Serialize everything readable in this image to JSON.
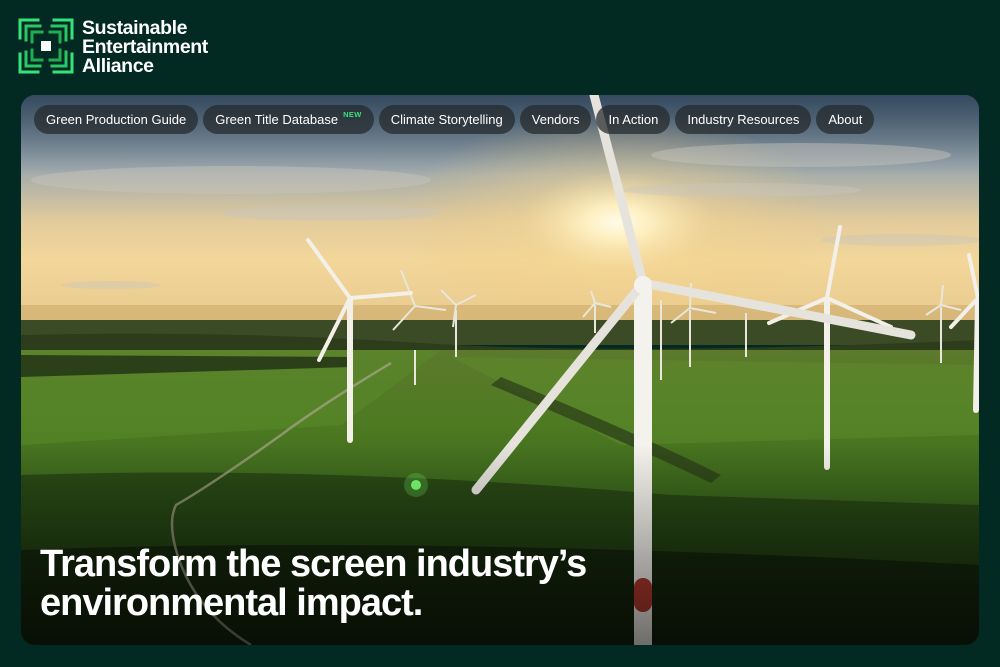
{
  "brand": {
    "name_line1": "Sustainable",
    "name_line2": "Entertainment",
    "name_line3": "Alliance",
    "logo_icon": "green-bracket-frame-logo"
  },
  "colors": {
    "background": "#032a22",
    "accent": "#37e27a",
    "nav_pill": "#22282a"
  },
  "nav": {
    "items": [
      {
        "label": "Green Production Guide"
      },
      {
        "label": "Green Title Database",
        "badge": "NEW"
      },
      {
        "label": "Climate Storytelling"
      },
      {
        "label": "Vendors"
      },
      {
        "label": "In Action"
      },
      {
        "label": "Industry Resources"
      },
      {
        "label": "About"
      }
    ]
  },
  "hero": {
    "headline_line1": "Transform the screen industry’s",
    "headline_line2": "environmental impact.",
    "image_subject": "wind-turbines-at-sunset"
  }
}
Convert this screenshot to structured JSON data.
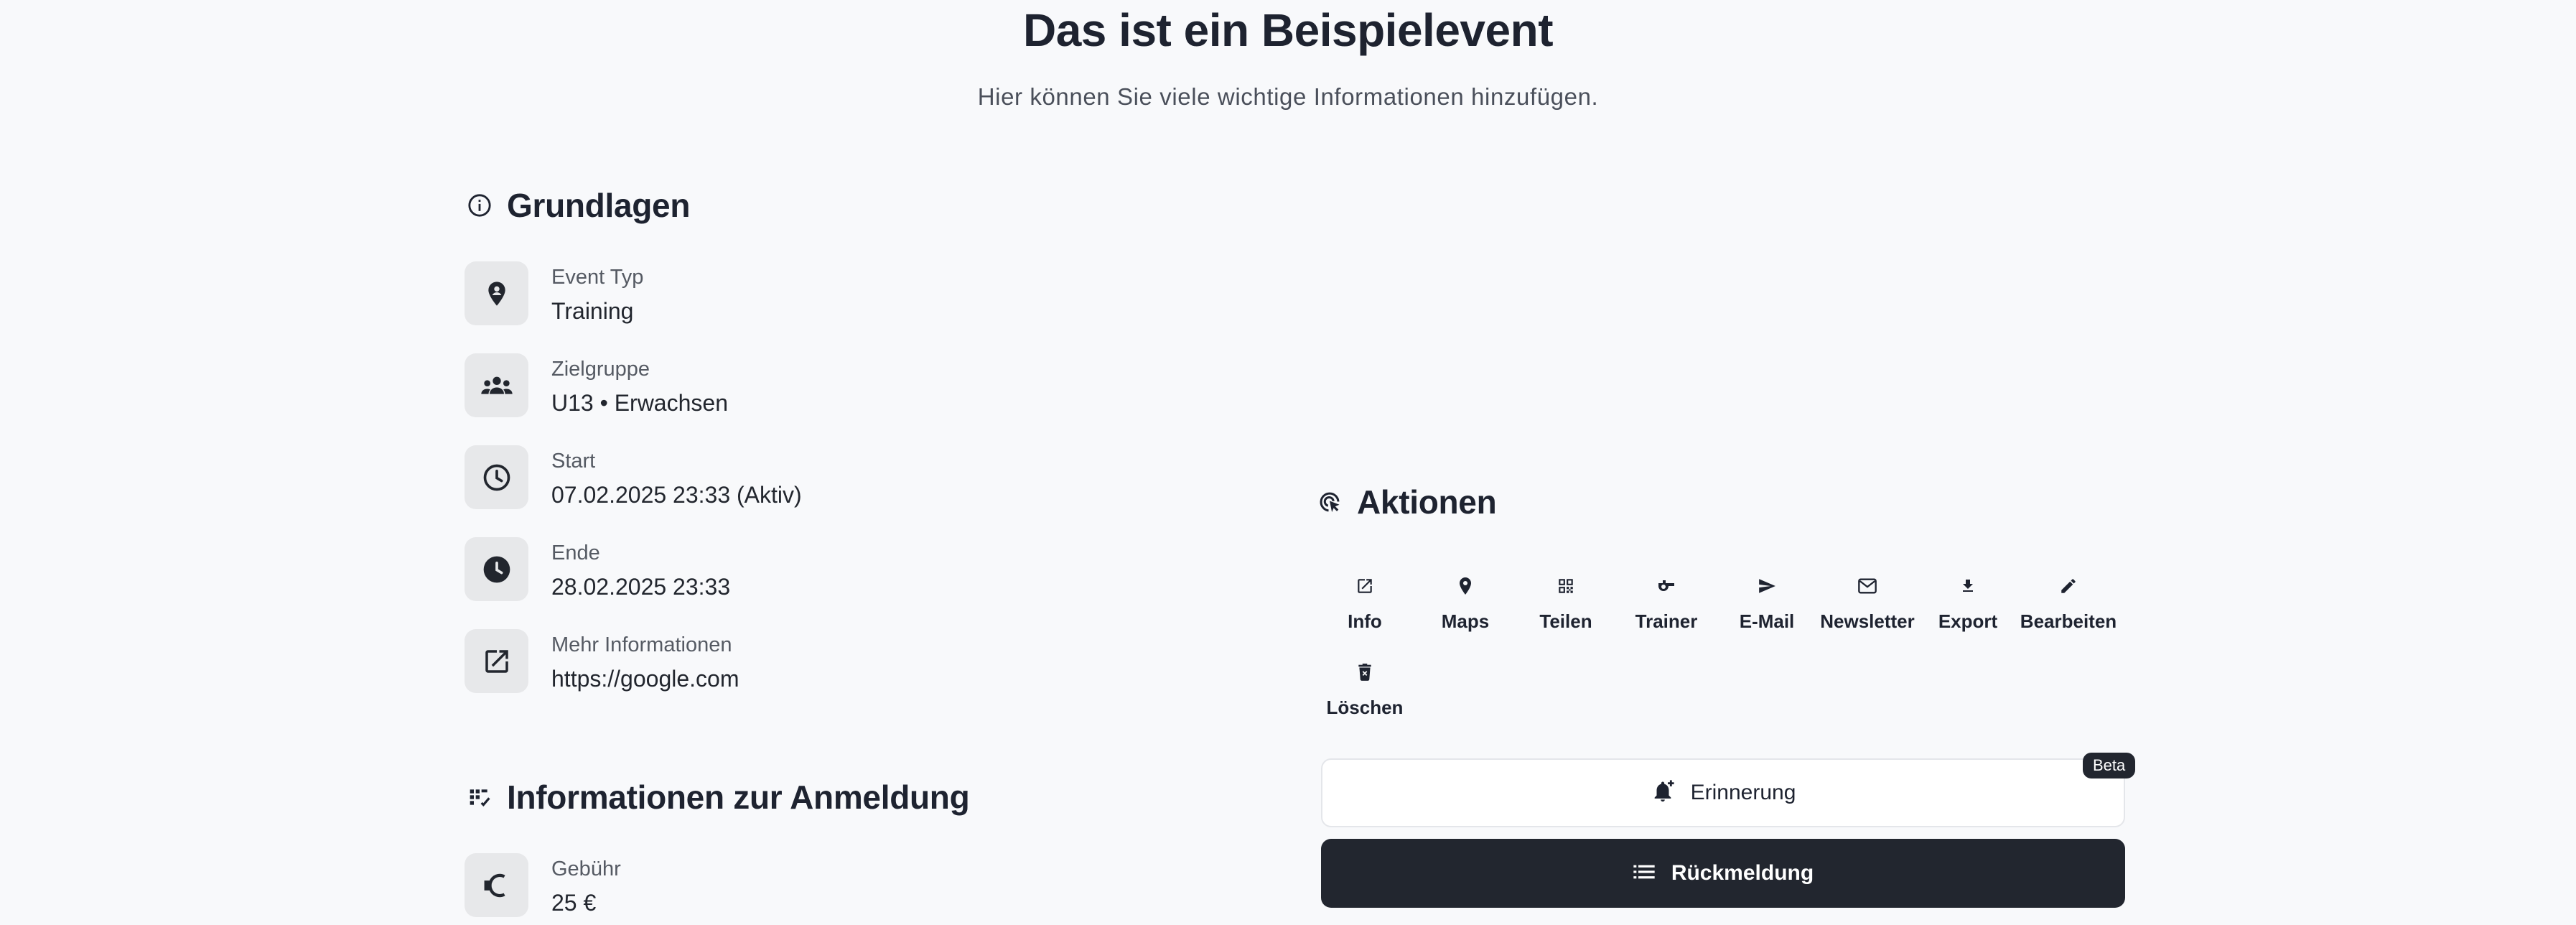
{
  "header": {
    "title": "Das ist ein Beispielevent",
    "subtitle": "Hier können Sie viele wichtige Informationen hinzufügen."
  },
  "basics": {
    "heading": "Grundlagen",
    "heading_icon": "info-circle-icon",
    "rows": [
      {
        "label": "Event Typ",
        "value": "Training",
        "icon": "person-pin-icon"
      },
      {
        "label": "Zielgruppe",
        "value": "U13 • Erwachsen",
        "icon": "groups-icon"
      },
      {
        "label": "Start",
        "value": "07.02.2025 23:33 (Aktiv)",
        "icon": "clock-outline-icon"
      },
      {
        "label": "Ende",
        "value": "28.02.2025 23:33",
        "icon": "clock-filled-icon"
      },
      {
        "label": "Mehr Informationen",
        "value": "https://google.com",
        "icon": "open-in-new-icon"
      }
    ]
  },
  "registration": {
    "heading": "Informationen zur Anmeldung",
    "heading_icon": "checklist-icon",
    "rows": [
      {
        "label": "Gebühr",
        "value": "25 €",
        "icon": "euro-icon"
      }
    ]
  },
  "actions": {
    "heading": "Aktionen",
    "heading_icon": "ads-click-icon",
    "items": [
      {
        "label": "Info",
        "icon": "open-in-new-icon"
      },
      {
        "label": "Maps",
        "icon": "map-pin-icon"
      },
      {
        "label": "Teilen",
        "icon": "qr-code-icon"
      },
      {
        "label": "Trainer",
        "icon": "whistle-icon"
      },
      {
        "label": "E-Mail",
        "icon": "send-icon"
      },
      {
        "label": "Newsletter",
        "icon": "mail-icon"
      },
      {
        "label": "Export",
        "icon": "download-icon"
      },
      {
        "label": "Bearbeiten",
        "icon": "pencil-icon"
      },
      {
        "label": "Löschen",
        "icon": "trash-icon"
      }
    ],
    "reminder_label": "Erinnerung",
    "reminder_badge": "Beta",
    "response_label": "Rückmeldung"
  }
}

══════════════════════════════

▸ **Task details**:
What you return should match the records above word for word, minus the pictures.

▸ **Response to the task**:
Serialize everything readable in this image to JSON.
{
  "brand": {
    "name_line1": "Sustainable",
    "name_line2": "Entertainment",
    "name_line3": "Alliance",
    "logo_icon": "green-bracket-frame-logo"
  },
  "colors": {
    "background": "#032a22",
    "accent": "#37e27a",
    "nav_pill": "#22282a"
  },
  "nav": {
    "items": [
      {
        "label": "Green Production Guide"
      },
      {
        "label": "Green Title Database",
        "badge": "NEW"
      },
      {
        "label": "Climate Storytelling"
      },
      {
        "label": "Vendors"
      },
      {
        "label": "In Action"
      },
      {
        "label": "Industry Resources"
      },
      {
        "label": "About"
      }
    ]
  },
  "hero": {
    "headline_line1": "Transform the screen industry’s",
    "headline_line2": "environmental impact.",
    "image_subject": "wind-turbines-at-sunset"
  }
}
Convert this screenshot to structured JSON data.
{
  "header": {
    "title": "Das ist ein Beispielevent",
    "subtitle": "Hier können Sie viele wichtige Informationen hinzufügen."
  },
  "basics": {
    "heading": "Grundlagen",
    "heading_icon": "info-circle-icon",
    "rows": [
      {
        "label": "Event Typ",
        "value": "Training",
        "icon": "person-pin-icon"
      },
      {
        "label": "Zielgruppe",
        "value": "U13 • Erwachsen",
        "icon": "groups-icon"
      },
      {
        "label": "Start",
        "value": "07.02.2025 23:33 (Aktiv)",
        "icon": "clock-outline-icon"
      },
      {
        "label": "Ende",
        "value": "28.02.2025 23:33",
        "icon": "clock-filled-icon"
      },
      {
        "label": "Mehr Informationen",
        "value": "https://google.com",
        "icon": "open-in-new-icon"
      }
    ]
  },
  "registration": {
    "heading": "Informationen zur Anmeldung",
    "heading_icon": "checklist-icon",
    "rows": [
      {
        "label": "Gebühr",
        "value": "25 €",
        "icon": "euro-icon"
      }
    ]
  },
  "actions": {
    "heading": "Aktionen",
    "heading_icon": "ads-click-icon",
    "items": [
      {
        "label": "Info",
        "icon": "open-in-new-icon"
      },
      {
        "label": "Maps",
        "icon": "map-pin-icon"
      },
      {
        "label": "Teilen",
        "icon": "qr-code-icon"
      },
      {
        "label": "Trainer",
        "icon": "whistle-icon"
      },
      {
        "label": "E-Mail",
        "icon": "send-icon"
      },
      {
        "label": "Newsletter",
        "icon": "mail-icon"
      },
      {
        "label": "Export",
        "icon": "download-icon"
      },
      {
        "label": "Bearbeiten",
        "icon": "pencil-icon"
      },
      {
        "label": "Löschen",
        "icon": "trash-icon"
      }
    ],
    "reminder_label": "Erinnerung",
    "reminder_badge": "Beta",
    "response_label": "Rückmeldung"
  }
}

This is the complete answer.